[Dataset rows]
____
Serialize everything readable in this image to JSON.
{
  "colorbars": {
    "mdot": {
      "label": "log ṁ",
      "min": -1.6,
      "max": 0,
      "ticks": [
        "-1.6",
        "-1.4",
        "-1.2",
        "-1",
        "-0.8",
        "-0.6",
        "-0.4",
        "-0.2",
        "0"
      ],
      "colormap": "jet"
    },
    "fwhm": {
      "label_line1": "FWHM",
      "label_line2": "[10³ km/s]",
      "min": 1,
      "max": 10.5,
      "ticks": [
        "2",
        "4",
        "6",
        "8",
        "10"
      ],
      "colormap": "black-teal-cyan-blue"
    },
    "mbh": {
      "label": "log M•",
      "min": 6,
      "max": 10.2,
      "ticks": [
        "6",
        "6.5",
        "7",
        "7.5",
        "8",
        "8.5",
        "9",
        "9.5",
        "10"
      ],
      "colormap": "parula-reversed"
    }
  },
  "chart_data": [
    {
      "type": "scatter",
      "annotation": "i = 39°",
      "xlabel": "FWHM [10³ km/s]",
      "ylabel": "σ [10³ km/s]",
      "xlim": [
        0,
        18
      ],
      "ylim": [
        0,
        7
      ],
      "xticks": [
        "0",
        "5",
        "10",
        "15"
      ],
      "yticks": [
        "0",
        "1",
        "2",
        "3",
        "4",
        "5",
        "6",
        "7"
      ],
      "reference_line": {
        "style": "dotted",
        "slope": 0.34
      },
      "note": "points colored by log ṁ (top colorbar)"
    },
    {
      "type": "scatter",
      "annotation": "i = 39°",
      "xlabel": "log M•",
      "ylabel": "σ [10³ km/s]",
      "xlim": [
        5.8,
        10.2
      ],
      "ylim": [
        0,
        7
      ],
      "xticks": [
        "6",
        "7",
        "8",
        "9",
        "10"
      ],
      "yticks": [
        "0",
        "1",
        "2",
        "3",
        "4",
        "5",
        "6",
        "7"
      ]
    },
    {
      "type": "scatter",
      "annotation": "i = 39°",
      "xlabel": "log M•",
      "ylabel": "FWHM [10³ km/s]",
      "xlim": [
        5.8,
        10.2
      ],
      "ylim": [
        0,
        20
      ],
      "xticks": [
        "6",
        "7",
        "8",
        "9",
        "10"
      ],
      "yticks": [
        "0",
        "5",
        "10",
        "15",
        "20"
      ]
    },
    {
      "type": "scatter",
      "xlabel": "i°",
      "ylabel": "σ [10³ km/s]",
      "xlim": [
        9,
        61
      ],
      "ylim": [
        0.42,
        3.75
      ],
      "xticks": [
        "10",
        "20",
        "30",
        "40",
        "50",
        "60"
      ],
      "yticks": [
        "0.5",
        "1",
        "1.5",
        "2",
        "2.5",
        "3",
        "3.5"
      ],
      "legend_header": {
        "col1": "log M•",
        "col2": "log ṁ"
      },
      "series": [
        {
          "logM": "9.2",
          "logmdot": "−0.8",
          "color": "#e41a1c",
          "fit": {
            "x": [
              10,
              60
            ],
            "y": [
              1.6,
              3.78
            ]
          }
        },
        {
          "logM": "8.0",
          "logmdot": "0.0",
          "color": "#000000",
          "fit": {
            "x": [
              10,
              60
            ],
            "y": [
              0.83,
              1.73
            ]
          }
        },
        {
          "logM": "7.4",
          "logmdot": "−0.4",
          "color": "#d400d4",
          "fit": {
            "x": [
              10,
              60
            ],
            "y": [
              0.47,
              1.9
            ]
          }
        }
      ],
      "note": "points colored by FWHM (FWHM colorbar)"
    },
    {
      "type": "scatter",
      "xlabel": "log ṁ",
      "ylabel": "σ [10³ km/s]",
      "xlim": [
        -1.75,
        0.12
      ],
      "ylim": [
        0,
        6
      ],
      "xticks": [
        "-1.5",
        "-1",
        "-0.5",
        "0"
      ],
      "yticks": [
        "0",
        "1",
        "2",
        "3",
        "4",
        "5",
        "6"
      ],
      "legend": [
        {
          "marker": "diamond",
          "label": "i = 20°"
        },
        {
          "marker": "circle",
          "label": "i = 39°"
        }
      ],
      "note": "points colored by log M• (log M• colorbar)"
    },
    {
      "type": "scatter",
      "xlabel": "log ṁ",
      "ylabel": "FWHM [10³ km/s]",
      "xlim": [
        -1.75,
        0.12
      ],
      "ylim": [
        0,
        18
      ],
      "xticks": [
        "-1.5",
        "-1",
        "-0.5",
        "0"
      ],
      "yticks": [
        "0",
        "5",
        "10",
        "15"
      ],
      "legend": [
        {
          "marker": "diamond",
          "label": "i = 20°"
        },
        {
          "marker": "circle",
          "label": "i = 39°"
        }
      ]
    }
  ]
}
____
● What is being asked: Pull out every line in the data above that has the word "colormap".

● Output below:
      "colormap": "jet"
      "colormap": "black-teal-cyan-blue"
      "colormap": "parula-reversed"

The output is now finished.